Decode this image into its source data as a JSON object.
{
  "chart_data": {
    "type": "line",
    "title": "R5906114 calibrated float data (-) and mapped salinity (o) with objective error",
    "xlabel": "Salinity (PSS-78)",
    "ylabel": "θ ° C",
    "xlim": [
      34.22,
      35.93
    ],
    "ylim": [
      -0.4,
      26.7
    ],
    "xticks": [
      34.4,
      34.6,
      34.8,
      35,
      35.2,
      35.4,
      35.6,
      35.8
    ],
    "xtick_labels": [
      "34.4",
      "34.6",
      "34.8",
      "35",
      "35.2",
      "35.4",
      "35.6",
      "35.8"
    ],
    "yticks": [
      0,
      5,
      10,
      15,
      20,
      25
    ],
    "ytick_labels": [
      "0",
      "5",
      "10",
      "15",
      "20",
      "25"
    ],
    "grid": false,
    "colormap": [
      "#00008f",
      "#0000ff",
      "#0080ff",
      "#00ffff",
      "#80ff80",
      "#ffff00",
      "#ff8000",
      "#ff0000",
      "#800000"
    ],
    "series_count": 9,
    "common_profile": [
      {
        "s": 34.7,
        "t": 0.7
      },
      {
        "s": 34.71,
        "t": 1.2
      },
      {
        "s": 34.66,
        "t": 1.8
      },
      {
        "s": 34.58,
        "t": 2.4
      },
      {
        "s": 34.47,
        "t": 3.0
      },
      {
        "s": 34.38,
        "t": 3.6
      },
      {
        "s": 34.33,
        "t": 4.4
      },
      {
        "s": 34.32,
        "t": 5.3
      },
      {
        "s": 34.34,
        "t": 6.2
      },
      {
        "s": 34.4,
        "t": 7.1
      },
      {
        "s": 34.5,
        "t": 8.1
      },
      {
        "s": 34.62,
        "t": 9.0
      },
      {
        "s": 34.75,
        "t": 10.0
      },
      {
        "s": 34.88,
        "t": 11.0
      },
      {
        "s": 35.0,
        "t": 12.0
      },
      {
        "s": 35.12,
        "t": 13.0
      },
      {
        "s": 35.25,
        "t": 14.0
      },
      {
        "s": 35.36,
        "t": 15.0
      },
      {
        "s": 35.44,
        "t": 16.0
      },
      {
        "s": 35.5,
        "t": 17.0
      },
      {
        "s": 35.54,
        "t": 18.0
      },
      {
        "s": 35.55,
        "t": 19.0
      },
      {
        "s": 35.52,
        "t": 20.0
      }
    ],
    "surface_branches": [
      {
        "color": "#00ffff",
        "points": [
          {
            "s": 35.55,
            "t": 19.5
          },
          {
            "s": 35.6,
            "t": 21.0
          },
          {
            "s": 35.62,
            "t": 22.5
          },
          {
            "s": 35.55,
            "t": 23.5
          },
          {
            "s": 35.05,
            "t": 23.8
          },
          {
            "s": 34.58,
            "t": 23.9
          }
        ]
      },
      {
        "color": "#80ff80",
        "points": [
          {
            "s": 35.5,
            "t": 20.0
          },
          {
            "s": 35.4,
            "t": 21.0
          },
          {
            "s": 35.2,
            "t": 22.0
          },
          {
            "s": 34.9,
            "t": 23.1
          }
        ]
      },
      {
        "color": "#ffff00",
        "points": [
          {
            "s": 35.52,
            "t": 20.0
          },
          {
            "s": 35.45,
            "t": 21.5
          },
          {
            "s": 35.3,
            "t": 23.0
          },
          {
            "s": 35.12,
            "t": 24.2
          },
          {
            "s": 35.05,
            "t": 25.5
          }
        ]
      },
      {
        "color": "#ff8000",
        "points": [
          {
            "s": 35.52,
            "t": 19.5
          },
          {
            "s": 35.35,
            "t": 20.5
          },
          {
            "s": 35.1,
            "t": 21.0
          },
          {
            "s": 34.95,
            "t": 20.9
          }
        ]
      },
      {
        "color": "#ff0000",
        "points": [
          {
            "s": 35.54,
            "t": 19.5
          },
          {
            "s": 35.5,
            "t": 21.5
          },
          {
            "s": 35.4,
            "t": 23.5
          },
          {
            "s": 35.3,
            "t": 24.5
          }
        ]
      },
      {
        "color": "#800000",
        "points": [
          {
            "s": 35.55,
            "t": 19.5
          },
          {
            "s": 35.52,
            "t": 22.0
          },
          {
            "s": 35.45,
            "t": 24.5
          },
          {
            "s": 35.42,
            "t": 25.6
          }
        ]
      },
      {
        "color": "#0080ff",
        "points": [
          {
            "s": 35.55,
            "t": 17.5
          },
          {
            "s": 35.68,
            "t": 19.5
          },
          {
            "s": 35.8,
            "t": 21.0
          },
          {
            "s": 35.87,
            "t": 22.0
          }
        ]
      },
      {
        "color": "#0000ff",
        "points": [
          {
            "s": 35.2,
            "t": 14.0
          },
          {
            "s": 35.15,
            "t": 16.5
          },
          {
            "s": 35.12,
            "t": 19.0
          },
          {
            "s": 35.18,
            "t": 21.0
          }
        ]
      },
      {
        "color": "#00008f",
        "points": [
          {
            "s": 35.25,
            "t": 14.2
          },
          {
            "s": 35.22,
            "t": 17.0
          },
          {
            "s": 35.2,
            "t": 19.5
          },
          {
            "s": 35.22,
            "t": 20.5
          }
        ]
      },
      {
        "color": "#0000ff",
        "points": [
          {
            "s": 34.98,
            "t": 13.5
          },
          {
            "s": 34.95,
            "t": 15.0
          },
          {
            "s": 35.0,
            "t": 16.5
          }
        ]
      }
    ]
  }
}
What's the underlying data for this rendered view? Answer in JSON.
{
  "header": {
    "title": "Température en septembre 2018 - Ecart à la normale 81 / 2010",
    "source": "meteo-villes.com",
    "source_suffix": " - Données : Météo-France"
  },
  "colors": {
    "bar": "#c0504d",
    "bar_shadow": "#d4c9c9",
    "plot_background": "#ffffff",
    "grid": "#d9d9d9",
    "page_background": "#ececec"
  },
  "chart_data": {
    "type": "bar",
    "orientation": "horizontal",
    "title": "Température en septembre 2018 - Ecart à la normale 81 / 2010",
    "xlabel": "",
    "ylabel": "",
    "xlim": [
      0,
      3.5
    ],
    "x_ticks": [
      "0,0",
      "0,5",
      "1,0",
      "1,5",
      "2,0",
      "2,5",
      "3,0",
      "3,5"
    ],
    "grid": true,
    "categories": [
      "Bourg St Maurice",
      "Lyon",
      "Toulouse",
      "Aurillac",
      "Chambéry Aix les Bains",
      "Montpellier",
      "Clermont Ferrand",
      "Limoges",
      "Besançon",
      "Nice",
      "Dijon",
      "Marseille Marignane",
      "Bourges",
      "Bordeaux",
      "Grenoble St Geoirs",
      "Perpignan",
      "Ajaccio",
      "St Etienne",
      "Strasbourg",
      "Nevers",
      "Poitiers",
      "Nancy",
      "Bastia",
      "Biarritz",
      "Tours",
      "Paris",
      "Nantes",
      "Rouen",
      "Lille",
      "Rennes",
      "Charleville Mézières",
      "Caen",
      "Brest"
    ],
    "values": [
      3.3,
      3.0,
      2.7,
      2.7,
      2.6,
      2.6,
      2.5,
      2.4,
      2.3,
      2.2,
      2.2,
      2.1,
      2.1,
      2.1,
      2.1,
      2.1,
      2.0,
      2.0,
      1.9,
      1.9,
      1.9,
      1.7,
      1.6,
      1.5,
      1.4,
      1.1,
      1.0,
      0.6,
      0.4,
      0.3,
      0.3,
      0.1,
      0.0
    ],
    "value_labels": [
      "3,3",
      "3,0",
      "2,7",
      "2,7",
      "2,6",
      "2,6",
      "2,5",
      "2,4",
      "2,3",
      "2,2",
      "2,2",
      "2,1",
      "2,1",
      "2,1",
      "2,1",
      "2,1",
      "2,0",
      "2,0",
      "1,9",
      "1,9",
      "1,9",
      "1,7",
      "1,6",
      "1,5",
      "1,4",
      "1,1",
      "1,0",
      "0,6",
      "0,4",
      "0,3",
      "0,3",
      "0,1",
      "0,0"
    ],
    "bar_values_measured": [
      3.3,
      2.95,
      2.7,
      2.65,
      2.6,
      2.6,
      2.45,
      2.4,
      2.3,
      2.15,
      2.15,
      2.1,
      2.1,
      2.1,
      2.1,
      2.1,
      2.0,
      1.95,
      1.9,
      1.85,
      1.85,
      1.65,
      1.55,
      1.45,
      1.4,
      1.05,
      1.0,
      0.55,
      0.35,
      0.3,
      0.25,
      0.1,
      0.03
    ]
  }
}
***
Copy each line above where the string "JSON" occurs.

In response>
Decode this image into its source data as a JSON object.
What's the underlying data for this rendered view? Answer in JSON.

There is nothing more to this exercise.